**STATED EXERCISE**: The records below must be duplicated exactly, character for character.

Structured figure records
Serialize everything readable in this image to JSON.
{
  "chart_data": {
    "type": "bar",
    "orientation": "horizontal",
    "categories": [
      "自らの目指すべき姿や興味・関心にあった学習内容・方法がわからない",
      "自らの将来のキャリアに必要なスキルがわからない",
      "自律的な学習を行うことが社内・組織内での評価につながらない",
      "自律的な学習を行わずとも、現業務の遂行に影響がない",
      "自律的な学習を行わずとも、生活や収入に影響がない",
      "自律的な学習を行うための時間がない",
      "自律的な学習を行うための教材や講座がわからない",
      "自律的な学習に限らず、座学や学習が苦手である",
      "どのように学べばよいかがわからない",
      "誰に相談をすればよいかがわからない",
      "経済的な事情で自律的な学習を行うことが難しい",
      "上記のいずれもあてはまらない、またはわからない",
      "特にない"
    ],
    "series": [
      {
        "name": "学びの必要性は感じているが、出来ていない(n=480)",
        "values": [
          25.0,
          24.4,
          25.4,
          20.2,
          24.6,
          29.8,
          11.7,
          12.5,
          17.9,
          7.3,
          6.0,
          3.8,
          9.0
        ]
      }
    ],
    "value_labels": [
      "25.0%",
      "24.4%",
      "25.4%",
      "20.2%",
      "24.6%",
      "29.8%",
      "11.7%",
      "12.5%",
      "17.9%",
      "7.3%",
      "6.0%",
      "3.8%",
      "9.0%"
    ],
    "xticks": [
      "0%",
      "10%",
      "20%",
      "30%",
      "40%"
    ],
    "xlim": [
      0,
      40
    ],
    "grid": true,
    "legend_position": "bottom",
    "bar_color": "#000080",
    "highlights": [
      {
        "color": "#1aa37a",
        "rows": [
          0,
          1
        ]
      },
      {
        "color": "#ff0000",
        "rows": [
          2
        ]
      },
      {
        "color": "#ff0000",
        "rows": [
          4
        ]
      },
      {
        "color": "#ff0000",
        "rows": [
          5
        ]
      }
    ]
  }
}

**FINAL RESULT**:
Serialize everything readable in this image to JSON.
{
  "chart_data": {
    "type": "bar",
    "orientation": "horizontal",
    "categories": [
      "自らの目指すべき姿や興味・関心にあった学習内容・方法がわからない",
      "自らの将来のキャリアに必要なスキルがわからない",
      "自律的な学習を行うことが社内・組織内での評価につながらない",
      "自律的な学習を行わずとも、現業務の遂行に影響がない",
      "自律的な学習を行わずとも、生活や収入に影響がない",
      "自律的な学習を行うための時間がない",
      "自律的な学習を行うための教材や講座がわからない",
      "自律的な学習に限らず、座学や学習が苦手である",
      "どのように学べばよいかがわからない",
      "誰に相談をすればよいかがわからない",
      "経済的な事情で自律的な学習を行うことが難しい",
      "上記のいずれもあてはまらない、またはわからない",
      "特にない"
    ],
    "series": [
      {
        "name": "学びの必要性は感じているが、出来ていない(n=480)",
        "values": [
          25.0,
          24.4,
          25.4,
          20.2,
          24.6,
          29.8,
          11.7,
          12.5,
          17.9,
          7.3,
          6.0,
          3.8,
          9.0
        ]
      }
    ],
    "value_labels": [
      "25.0%",
      "24.4%",
      "25.4%",
      "20.2%",
      "24.6%",
      "29.8%",
      "11.7%",
      "12.5%",
      "17.9%",
      "7.3%",
      "6.0%",
      "3.8%",
      "9.0%"
    ],
    "xticks": [
      "0%",
      "10%",
      "20%",
      "30%",
      "40%"
    ],
    "xlim": [
      0,
      40
    ],
    "grid": true,
    "legend_position": "bottom",
    "bar_color": "#000080",
    "highlights": [
      {
        "color": "#1aa37a",
        "rows": [
          0,
          1
        ]
      },
      {
        "color": "#ff0000",
        "rows": [
          2
        ]
      },
      {
        "color": "#ff0000",
        "rows": [
          4
        ]
      },
      {
        "color": "#ff0000",
        "rows": [
          5
        ]
      }
    ]
  }
}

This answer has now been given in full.